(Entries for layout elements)
_ _ _

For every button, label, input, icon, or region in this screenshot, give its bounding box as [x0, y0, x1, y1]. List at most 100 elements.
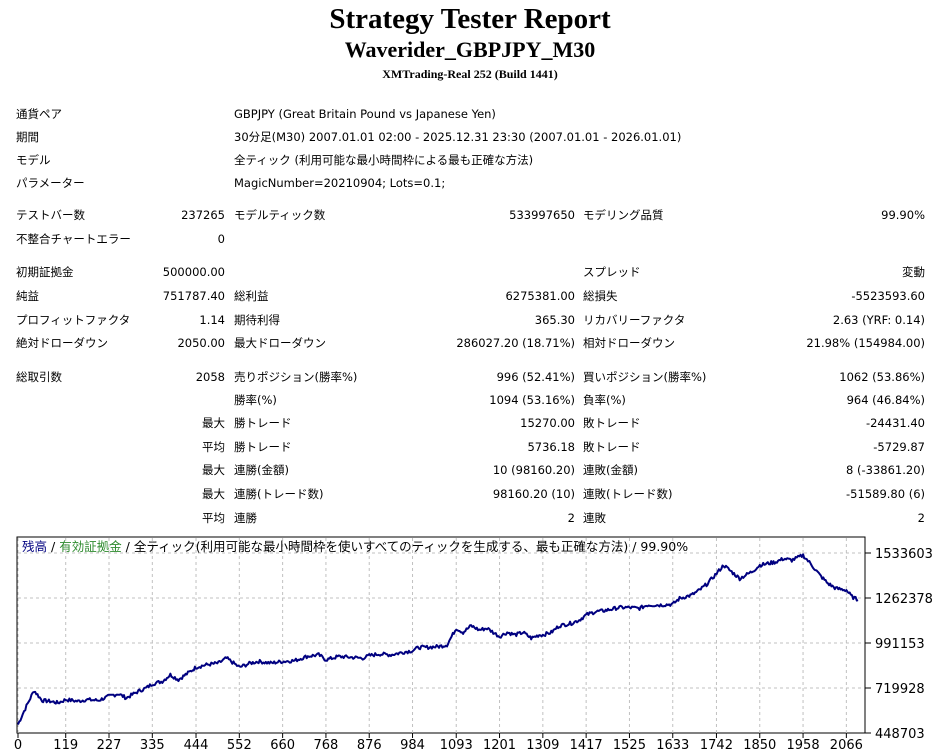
balance-chart: 1533603 1262378 991153 719928 448703 0 119 227…	[14, 536, 933, 752]
y-axis: 1533603 1262378 991153 719928 448703	[865, 547, 933, 742]
x-tick-label: 119	[53, 738, 78, 752]
abs-drawdown-label: 絶対ドローダウン	[16, 336, 108, 350]
legend-equity: 有効証拠金	[59, 539, 122, 554]
x-tick-label: 660	[270, 738, 295, 752]
chart-frame	[16, 536, 866, 734]
quality-label: モデリング品質	[583, 208, 664, 222]
avg-cons-losses-label: 連敗	[583, 511, 606, 525]
avg-loss-value: -5729.87	[873, 440, 925, 454]
max-cons-loss-label: 連敗(トレード数)	[583, 487, 673, 501]
legend-description: 全ティック(利用可能な最小時間枠を使いすべてのティックを生成する、最も正確な方法…	[133, 539, 689, 554]
report-subtitle: Waverider_GBPJPY_M30	[344, 37, 596, 62]
gross-profit-label: 総利益	[234, 289, 269, 303]
max-cons-losses-label: 連敗(金額)	[583, 463, 638, 477]
y-tick-label: 719928	[875, 682, 925, 697]
avg-cons-wins-label: 連勝	[234, 511, 257, 525]
mismatch-value: 0	[217, 232, 225, 246]
max-cons-profit-label: 連勝(トレード数)	[234, 487, 324, 501]
x-tick-label: 984	[400, 738, 425, 752]
x-tick-label: 2066	[830, 738, 863, 752]
max-drawdown-value: 286027.20 (18.71%)	[456, 336, 575, 350]
loss-rate-label: 負率(%)	[583, 393, 626, 407]
x-tick-label: 1093	[440, 738, 473, 752]
max-cons-profit-value: 98160.20 (10)	[492, 487, 575, 501]
gross-loss-value: -5523593.60	[851, 289, 925, 303]
model-label: モデル	[16, 153, 51, 167]
x-tick-label: 1958	[787, 738, 820, 752]
legend-separator: /	[121, 539, 134, 554]
gross-loss-label: 総損失	[583, 289, 618, 303]
short-positions-value: 996 (52.41%)	[496, 370, 575, 384]
x-tick-label: 335	[140, 738, 165, 752]
chart-legend: 残高 / 有効証拠金 / 全ティック(利用可能な最小時間枠を使いすべてのティック…	[22, 539, 688, 554]
short-positions-label: 売りポジション(勝率%)	[234, 370, 358, 384]
max-prefix: 最大	[202, 487, 225, 501]
abs-drawdown-value: 2050.00	[177, 336, 225, 350]
bars-label: テストバー数	[16, 208, 85, 222]
win-rate-label: 勝率(%)	[234, 393, 277, 407]
net-profit-label: 純益	[16, 289, 39, 303]
long-positions-label: 買いポジション(勝率%)	[583, 370, 707, 384]
deposit-value: 500000.00	[162, 265, 225, 279]
max-cons-losses-value: 8 (-33861.20)	[846, 463, 925, 477]
ticks-value: 533997650	[509, 208, 575, 222]
params-label: パラメーター	[16, 176, 85, 190]
x-tick-label: 876	[357, 738, 382, 752]
x-tick-label: 1742	[700, 738, 733, 752]
largest-win-value: 15270.00	[520, 416, 575, 430]
deposit-label: 初期証拠金	[16, 265, 74, 279]
avg-prefix: 平均	[202, 511, 225, 525]
spread-value: 変動	[902, 265, 925, 279]
ticks-label: モデルティック数	[234, 208, 326, 222]
max-prefix: 最大	[202, 463, 225, 477]
avg-prefix: 平均	[202, 440, 225, 454]
profit-factor-label: プロフィットファクタ	[16, 313, 131, 327]
balance-line	[17, 553, 859, 725]
mismatch-label: 不整合チャートエラー	[16, 232, 131, 246]
profit-factor-value: 1.14	[199, 313, 225, 327]
max-cons-wins-label: 連勝(金額)	[234, 463, 289, 477]
y-tick-label: 1262378	[875, 592, 933, 607]
model-value: 全ティック (利用可能な最小時間枠による最も正確な方法)	[234, 153, 534, 167]
symbol-label: 通貨ペア	[16, 107, 62, 121]
win-rate-value: 1094 (53.16%)	[489, 393, 575, 407]
symbol-value: GBPJPY (Great Britain Pound vs Japanese …	[234, 107, 496, 121]
max-cons-loss-value: -51589.80 (6)	[846, 487, 925, 501]
spread-label: スプレッド	[583, 265, 641, 279]
x-tick-label: 552	[227, 738, 252, 752]
largest-loss-value: -24431.40	[865, 416, 925, 430]
x-tick-label: 1850	[743, 738, 776, 752]
loss-rate-value: 964 (46.84%)	[846, 393, 925, 407]
total-trades-label: 総取引数	[16, 370, 62, 384]
x-tick-label: 1417	[570, 738, 603, 752]
period-value: 30分足(M30) 2007.01.01 02:00 - 2025.12.31 …	[234, 130, 682, 144]
x-tick-label: 1201	[483, 738, 516, 752]
x-tick-label: 1633	[656, 738, 689, 752]
bars-value: 237265	[181, 208, 225, 222]
largest-win-label: 勝トレード	[234, 416, 292, 430]
avg-win-value: 5736.18	[527, 440, 575, 454]
rel-drawdown-label: 相対ドローダウン	[583, 336, 675, 350]
avg-win-label: 勝トレード	[234, 440, 292, 454]
x-tick-label: 768	[314, 738, 339, 752]
quality-value: 99.90%	[881, 208, 925, 222]
params-value: MagicNumber=20210904; Lots=0.1;	[234, 176, 446, 190]
max-drawdown-label: 最大ドローダウン	[234, 336, 326, 350]
period-label: 期間	[16, 130, 39, 144]
x-tick-label: 1525	[613, 738, 646, 752]
x-tick-label: 1309	[526, 738, 559, 752]
total-trades-value: 2058	[195, 370, 225, 384]
x-tick-label: 227	[97, 738, 122, 752]
gross-profit-value: 6275381.00	[505, 289, 575, 303]
rel-drawdown-value: 21.98% (154984.00)	[806, 336, 925, 350]
y-tick-label: 1533603	[875, 547, 933, 562]
legend-separator: /	[47, 539, 60, 554]
expected-payoff-label: 期待利得	[234, 313, 280, 327]
avg-loss-label: 敗トレード	[583, 440, 641, 454]
legend-balance: 残高	[22, 539, 48, 554]
avg-cons-wins-value: 2	[567, 511, 575, 525]
net-profit-value: 751787.40	[162, 289, 225, 303]
report-title: Strategy Tester Report	[329, 3, 611, 35]
x-axis: 0 119 227 335 444 552 660 768 876 984 1093 1201 1309…	[14, 733, 863, 752]
x-tick-label: 444	[184, 738, 209, 752]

_ _ _

* Problem statement
Copy verbatim the lines of the listing above, beginning with the line that contains "balance-chart: 1533603 1262378" and continuing through the line that contains "336, 108, 350]".

* Solution
balance-chart: 1533603 1262378 991153 719928 448703 0 119 227…	[14, 536, 933, 752]
y-axis: 1533603 1262378 991153 719928 448703	[865, 547, 933, 742]
x-tick-label: 119	[53, 738, 78, 752]
abs-drawdown-label: 絶対ドローダウン	[16, 336, 108, 350]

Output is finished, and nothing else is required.